# Instructions for the task
Write out every one of the records below word for word, keeping each line in its original order.

# Material to process
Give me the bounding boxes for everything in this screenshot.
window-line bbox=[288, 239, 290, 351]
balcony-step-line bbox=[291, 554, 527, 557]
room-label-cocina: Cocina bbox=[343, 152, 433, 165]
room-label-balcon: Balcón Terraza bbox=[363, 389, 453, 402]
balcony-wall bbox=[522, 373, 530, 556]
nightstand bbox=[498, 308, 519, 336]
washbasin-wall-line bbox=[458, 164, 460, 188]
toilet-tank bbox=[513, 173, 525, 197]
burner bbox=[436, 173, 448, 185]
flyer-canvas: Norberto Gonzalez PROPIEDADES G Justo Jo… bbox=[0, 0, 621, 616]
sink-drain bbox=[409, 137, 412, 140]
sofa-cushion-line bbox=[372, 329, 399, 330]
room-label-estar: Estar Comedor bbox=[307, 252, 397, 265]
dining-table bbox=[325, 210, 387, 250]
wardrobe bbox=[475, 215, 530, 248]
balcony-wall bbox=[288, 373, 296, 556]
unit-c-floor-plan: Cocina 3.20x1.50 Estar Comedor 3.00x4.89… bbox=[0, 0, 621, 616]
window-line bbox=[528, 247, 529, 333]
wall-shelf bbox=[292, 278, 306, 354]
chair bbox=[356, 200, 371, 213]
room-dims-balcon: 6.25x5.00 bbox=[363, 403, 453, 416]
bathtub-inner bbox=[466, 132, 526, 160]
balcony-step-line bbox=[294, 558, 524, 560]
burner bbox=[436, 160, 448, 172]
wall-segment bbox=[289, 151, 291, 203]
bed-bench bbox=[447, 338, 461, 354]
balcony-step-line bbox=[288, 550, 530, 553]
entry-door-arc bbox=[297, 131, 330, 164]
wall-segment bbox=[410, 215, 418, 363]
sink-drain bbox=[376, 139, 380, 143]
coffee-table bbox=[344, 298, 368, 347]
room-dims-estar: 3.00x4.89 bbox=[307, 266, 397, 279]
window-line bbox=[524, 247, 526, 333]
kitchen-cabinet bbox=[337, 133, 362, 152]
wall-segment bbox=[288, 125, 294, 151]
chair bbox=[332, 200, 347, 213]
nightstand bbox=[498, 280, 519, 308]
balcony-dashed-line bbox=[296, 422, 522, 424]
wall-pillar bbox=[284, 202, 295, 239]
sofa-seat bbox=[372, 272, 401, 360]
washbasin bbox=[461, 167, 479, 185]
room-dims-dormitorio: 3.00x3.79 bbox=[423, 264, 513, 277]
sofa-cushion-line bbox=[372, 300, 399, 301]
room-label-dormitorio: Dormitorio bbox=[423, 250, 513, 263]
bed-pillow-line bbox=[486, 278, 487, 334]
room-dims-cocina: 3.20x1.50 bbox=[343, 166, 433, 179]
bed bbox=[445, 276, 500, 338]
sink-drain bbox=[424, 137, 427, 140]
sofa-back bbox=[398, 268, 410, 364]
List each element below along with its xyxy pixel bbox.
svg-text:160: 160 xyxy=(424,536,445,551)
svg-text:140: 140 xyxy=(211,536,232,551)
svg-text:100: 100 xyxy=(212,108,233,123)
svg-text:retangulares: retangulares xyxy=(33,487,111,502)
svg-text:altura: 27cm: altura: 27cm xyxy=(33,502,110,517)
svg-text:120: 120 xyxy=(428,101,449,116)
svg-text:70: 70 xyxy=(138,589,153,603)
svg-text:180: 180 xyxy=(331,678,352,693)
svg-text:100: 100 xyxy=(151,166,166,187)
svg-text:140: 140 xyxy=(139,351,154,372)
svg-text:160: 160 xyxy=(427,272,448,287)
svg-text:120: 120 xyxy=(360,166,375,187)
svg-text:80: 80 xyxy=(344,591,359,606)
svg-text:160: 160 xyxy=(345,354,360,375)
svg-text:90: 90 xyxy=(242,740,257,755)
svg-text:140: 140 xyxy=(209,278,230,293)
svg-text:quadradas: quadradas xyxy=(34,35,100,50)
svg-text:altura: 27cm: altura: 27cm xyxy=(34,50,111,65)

# Finished exercise
Give me the bounding boxes for everything in this screenshot.
window-line bbox=[288, 239, 290, 351]
balcony-step-line bbox=[291, 554, 527, 557]
room-label-cocina: Cocina bbox=[343, 152, 433, 165]
room-label-balcon: Balcón Terraza bbox=[363, 389, 453, 402]
balcony-wall bbox=[522, 373, 530, 556]
nightstand bbox=[498, 308, 519, 336]
washbasin-wall-line bbox=[458, 164, 460, 188]
toilet-tank bbox=[513, 173, 525, 197]
burner bbox=[436, 173, 448, 185]
flyer-canvas: Norberto Gonzalez PROPIEDADES G Justo Jo… bbox=[0, 0, 621, 616]
sink-drain bbox=[409, 137, 412, 140]
sofa-cushion-line bbox=[372, 329, 399, 330]
room-label-estar: Estar Comedor bbox=[307, 252, 397, 265]
dining-table bbox=[325, 210, 387, 250]
wardrobe bbox=[475, 215, 530, 248]
balcony-wall bbox=[288, 373, 296, 556]
unit-c-floor-plan: Cocina 3.20x1.50 Estar Comedor 3.00x4.89… bbox=[0, 0, 621, 616]
window-line bbox=[528, 247, 529, 333]
wall-shelf bbox=[292, 278, 306, 354]
chair bbox=[356, 200, 371, 213]
room-dims-balcon: 6.25x5.00 bbox=[363, 403, 453, 416]
bathtub-inner bbox=[466, 132, 526, 160]
balcony-step-line bbox=[294, 558, 524, 560]
burner bbox=[436, 160, 448, 172]
wall-segment bbox=[289, 151, 291, 203]
bed-bench bbox=[447, 338, 461, 354]
balcony-step-line bbox=[288, 550, 530, 553]
entry-door-arc bbox=[297, 131, 330, 164]
wall-segment bbox=[410, 215, 418, 363]
sink-drain bbox=[376, 139, 380, 143]
coffee-table bbox=[344, 298, 368, 347]
room-dims-estar: 3.00x4.89 bbox=[307, 266, 397, 279]
window-line bbox=[524, 247, 526, 333]
kitchen-cabinet bbox=[337, 133, 362, 152]
wall-segment bbox=[288, 125, 294, 151]
chair bbox=[332, 200, 347, 213]
nightstand bbox=[498, 280, 519, 308]
balcony-dashed-line bbox=[296, 422, 522, 424]
wall-pillar bbox=[284, 202, 295, 239]
sofa-seat bbox=[372, 272, 401, 360]
washbasin bbox=[461, 167, 479, 185]
room-dims-dormitorio: 3.00x3.79 bbox=[423, 264, 513, 277]
sofa-cushion-line bbox=[372, 300, 399, 301]
room-label-dormitorio: Dormitorio bbox=[423, 250, 513, 263]
bed-pillow-line bbox=[486, 278, 487, 334]
room-dims-cocina: 3.20x1.50 bbox=[343, 166, 433, 179]
bed bbox=[445, 276, 500, 338]
sink-drain bbox=[424, 137, 427, 140]
sofa-back bbox=[398, 268, 410, 364]
List each element below along with its xyxy pixel bbox.
svg-text:160: 160 xyxy=(424,536,445,551)
svg-text:140: 140 xyxy=(211,536,232,551)
svg-text:100: 100 xyxy=(212,108,233,123)
svg-text:retangulares: retangulares xyxy=(33,487,111,502)
svg-text:altura: 27cm: altura: 27cm xyxy=(33,502,110,517)
svg-text:120: 120 xyxy=(428,101,449,116)
svg-text:70: 70 xyxy=(138,589,153,603)
svg-text:180: 180 xyxy=(331,678,352,693)
svg-text:100: 100 xyxy=(151,166,166,187)
svg-text:140: 140 xyxy=(139,351,154,372)
svg-text:160: 160 xyxy=(427,272,448,287)
svg-text:120: 120 xyxy=(360,166,375,187)
svg-text:80: 80 xyxy=(344,591,359,606)
svg-text:160: 160 xyxy=(345,354,360,375)
svg-text:90: 90 xyxy=(242,740,257,755)
svg-text:140: 140 xyxy=(209,278,230,293)
svg-text:quadradas: quadradas xyxy=(34,35,100,50)
svg-text:altura: 27cm: altura: 27cm xyxy=(34,50,111,65)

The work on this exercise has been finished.